>> Start DATASET RECORDS
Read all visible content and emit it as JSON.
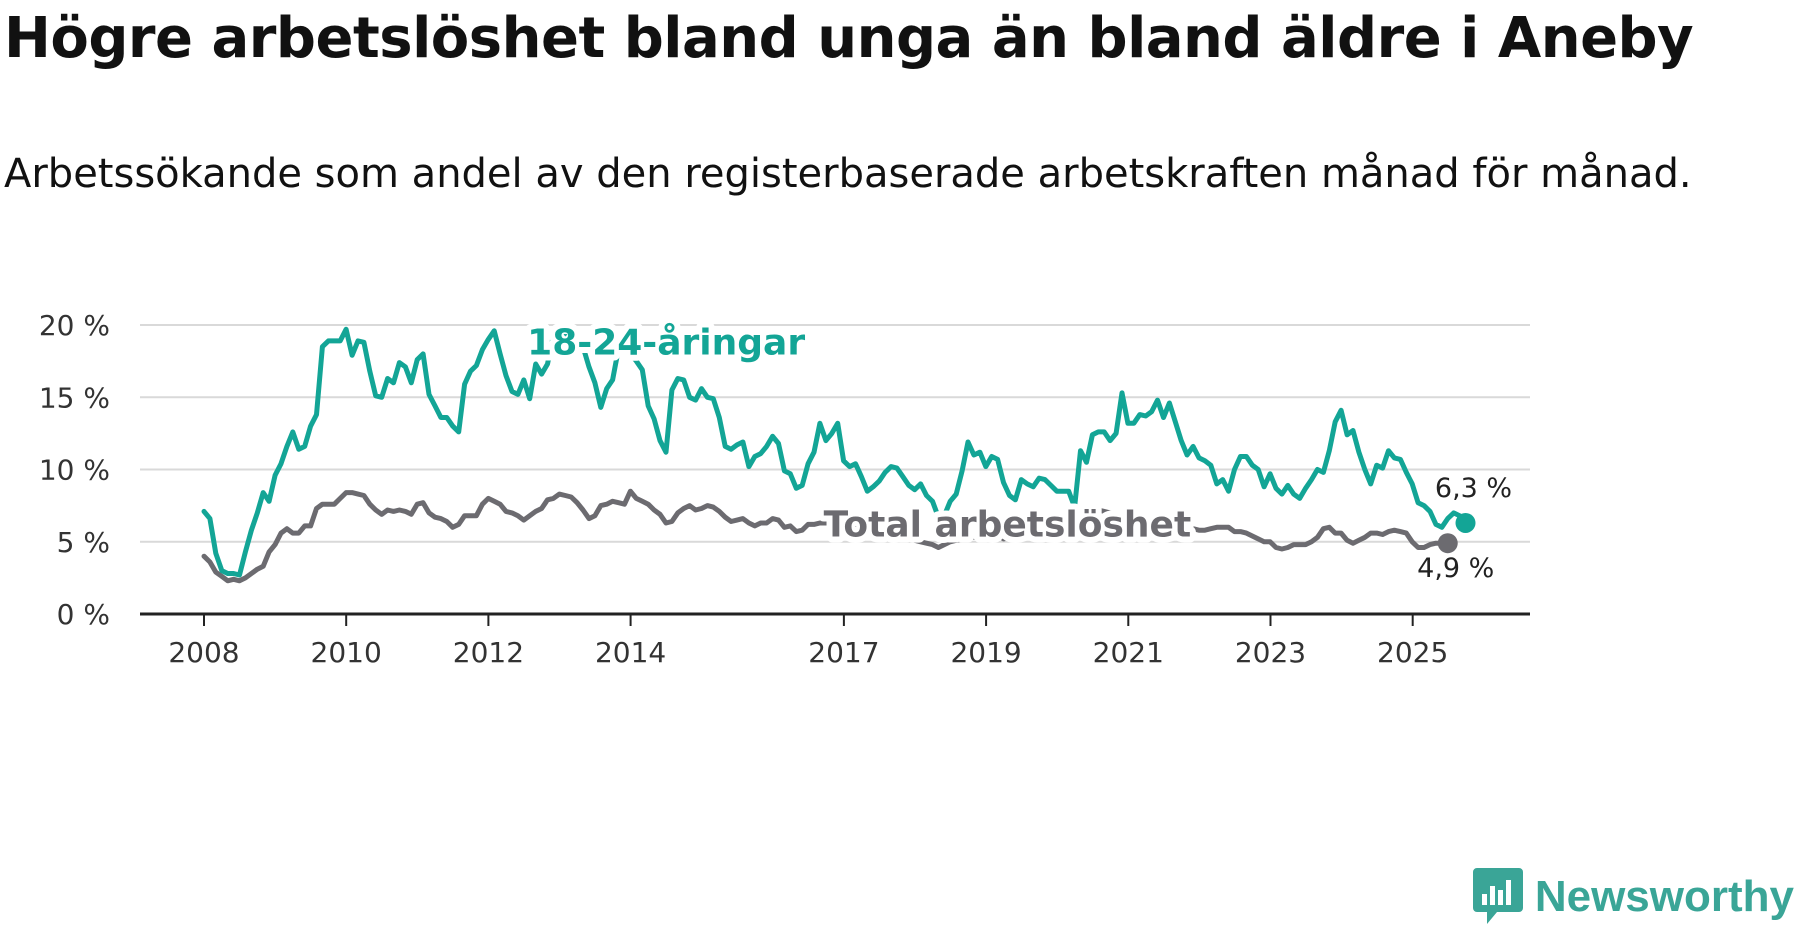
{
  "header": {
    "title": "Högre arbetslöshet bland unga än bland äldre i Aneby",
    "subtitle": "Arbetssökande som andel av den registerbaserade arbetskraften månad för månad."
  },
  "brand": {
    "name": "Newsworthy",
    "color": "#3aa597"
  },
  "chart_data": {
    "type": "line",
    "title": "Högre arbetslöshet bland unga än bland äldre i Aneby",
    "subtitle": "Arbetssökande som andel av den registerbaserade arbetskraften månad för månad.",
    "xlabel": "",
    "ylabel": "",
    "x_start": 2008.0,
    "x_step": 0.0833,
    "xlim": [
      2007.1,
      2026.65
    ],
    "ylim": [
      0,
      20
    ],
    "yticks": [
      0,
      5,
      10,
      15,
      20
    ],
    "ytick_labels": [
      "0 %",
      "5 %",
      "10 %",
      "15 %",
      "20 %"
    ],
    "xticks": [
      2008,
      2010,
      2012,
      2014,
      2017,
      2019,
      2021,
      2023,
      2025
    ],
    "xtick_labels": [
      "2008",
      "2010",
      "2012",
      "2014",
      "2017",
      "2019",
      "2021",
      "2023",
      "2025"
    ],
    "grid": true,
    "series": [
      {
        "name": "18-24-åringar",
        "color": "#13a596",
        "end_label": "6,3 %",
        "values": [
          7.1,
          6.6,
          4.2,
          3.0,
          2.8,
          2.8,
          2.7,
          4.3,
          5.8,
          7.0,
          8.4,
          7.8,
          9.6,
          10.4,
          11.6,
          12.6,
          11.4,
          11.6,
          13.0,
          13.8,
          18.5,
          18.9,
          18.9,
          18.9,
          19.7,
          17.9,
          18.9,
          18.8,
          16.8,
          15.1,
          15.0,
          16.3,
          16.0,
          17.4,
          17.1,
          16.0,
          17.6,
          18.0,
          15.2,
          14.4,
          13.6,
          13.6,
          13.0,
          12.6,
          15.9,
          16.8,
          17.2,
          18.3,
          19.0,
          19.6,
          18.0,
          16.5,
          15.4,
          15.2,
          16.2,
          14.9,
          17.3,
          16.6,
          17.3,
          19.3,
          19.9,
          19.5,
          18.9,
          18.6,
          18.5,
          17.1,
          16.0,
          14.3,
          15.6,
          16.2,
          18.4,
          18.6,
          18.0,
          17.5,
          16.9,
          14.4,
          13.5,
          12.0,
          11.2,
          15.5,
          16.3,
          16.2,
          15.0,
          14.8,
          15.6,
          15.0,
          14.9,
          13.6,
          11.6,
          11.4,
          11.7,
          11.9,
          10.2,
          10.9,
          11.1,
          11.6,
          12.3,
          11.8,
          9.9,
          9.7,
          8.7,
          8.9,
          10.4,
          11.2,
          13.2,
          12.0,
          12.5,
          13.2,
          10.6,
          10.2,
          10.4,
          9.5,
          8.5,
          8.8,
          9.2,
          9.8,
          10.2,
          10.1,
          9.5,
          8.9,
          8.6,
          9.0,
          8.2,
          7.8,
          6.7,
          6.8,
          7.8,
          8.3,
          9.9,
          11.9,
          11.0,
          11.2,
          10.2,
          10.9,
          10.7,
          9.1,
          8.2,
          7.9,
          9.3,
          9.0,
          8.8,
          9.4,
          9.3,
          8.9,
          8.5,
          8.5,
          8.5,
          7.4,
          11.3,
          10.5,
          12.4,
          12.6,
          12.6,
          12.0,
          12.5,
          15.3,
          13.2,
          13.2,
          13.8,
          13.7,
          14.0,
          14.8,
          13.6,
          14.6,
          13.3,
          12.0,
          11.0,
          11.6,
          10.8,
          10.6,
          10.3,
          9.0,
          9.3,
          8.5,
          10.0,
          10.9,
          10.9,
          10.3,
          10.0,
          8.8,
          9.7,
          8.7,
          8.3,
          8.9,
          8.3,
          8.0,
          8.7,
          9.3,
          10.0,
          9.8,
          11.3,
          13.3,
          14.1,
          12.4,
          12.7,
          11.2,
          10.0,
          9.0,
          10.3,
          10.1,
          11.3,
          10.8,
          10.7,
          9.8,
          9.0,
          7.7,
          7.5,
          7.1,
          6.2,
          6.0,
          6.6,
          7.0,
          6.8,
          6.3
        ]
      },
      {
        "name": "Total arbetslöshet",
        "color": "#6c6b70",
        "end_label": "4,9 %",
        "values": [
          4.0,
          3.6,
          2.9,
          2.6,
          2.3,
          2.4,
          2.3,
          2.5,
          2.8,
          3.1,
          3.3,
          4.3,
          4.8,
          5.6,
          5.9,
          5.6,
          5.6,
          6.1,
          6.1,
          7.3,
          7.6,
          7.6,
          7.6,
          8.0,
          8.4,
          8.4,
          8.3,
          8.2,
          7.6,
          7.2,
          6.9,
          7.2,
          7.1,
          7.2,
          7.1,
          6.9,
          7.6,
          7.7,
          7.0,
          6.7,
          6.6,
          6.4,
          6.0,
          6.2,
          6.8,
          6.8,
          6.8,
          7.6,
          8.0,
          7.8,
          7.6,
          7.1,
          7.0,
          6.8,
          6.5,
          6.8,
          7.1,
          7.3,
          7.9,
          8.0,
          8.3,
          8.2,
          8.1,
          7.7,
          7.2,
          6.6,
          6.8,
          7.5,
          7.6,
          7.8,
          7.7,
          7.6,
          8.5,
          8.0,
          7.8,
          7.6,
          7.2,
          6.9,
          6.3,
          6.4,
          7.0,
          7.3,
          7.5,
          7.2,
          7.3,
          7.5,
          7.4,
          7.1,
          6.7,
          6.4,
          6.5,
          6.6,
          6.3,
          6.1,
          6.3,
          6.3,
          6.6,
          6.5,
          6.0,
          6.1,
          5.7,
          5.8,
          6.2,
          6.2,
          6.3,
          6.3,
          6.3,
          6.3,
          6.5,
          6.1,
          6.1,
          6.0,
          6.0,
          5.8,
          5.7,
          5.8,
          5.7,
          5.6,
          5.4,
          5.3,
          5.1,
          5.0,
          4.9,
          4.8,
          4.6,
          4.8,
          5.0,
          5.1,
          5.2,
          5.3,
          5.3,
          5.6,
          5.7,
          5.7,
          5.5,
          5.2,
          5.3,
          5.5,
          5.6,
          5.6,
          5.7,
          5.8,
          5.8,
          5.9,
          6.0,
          5.8,
          6.7,
          6.9,
          7.0,
          7.1,
          7.2,
          7.2,
          7.1,
          7.0,
          6.8,
          6.7,
          6.6,
          6.6,
          6.6,
          6.7,
          6.6,
          6.5,
          6.4,
          6.3,
          6.1,
          6.1,
          6.0,
          5.9,
          5.8,
          5.8,
          5.9,
          6.0,
          6.0,
          6.0,
          5.7,
          5.7,
          5.6,
          5.4,
          5.2,
          5.0,
          5.0,
          4.6,
          4.5,
          4.6,
          4.8,
          4.8,
          4.8,
          5.0,
          5.3,
          5.9,
          6.0,
          5.6,
          5.6,
          5.1,
          4.9,
          5.1,
          5.3,
          5.6,
          5.6,
          5.5,
          5.7,
          5.8,
          5.7,
          5.6,
          5.0,
          4.6,
          4.6,
          4.8,
          4.9,
          4.9,
          4.9
        ]
      }
    ],
    "annotations": [
      {
        "text": "18-24-åringar",
        "series": "18-24-åringar",
        "x": 2014.5,
        "y": 18.8
      },
      {
        "text": "Total arbetslöshet",
        "series": "Total arbetslöshet",
        "x": 2019.3,
        "y": 6.2
      }
    ]
  }
}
>> End DATASET RECORDS
Among the lines above, determine how many hold the word "text"; report the figure alone.

2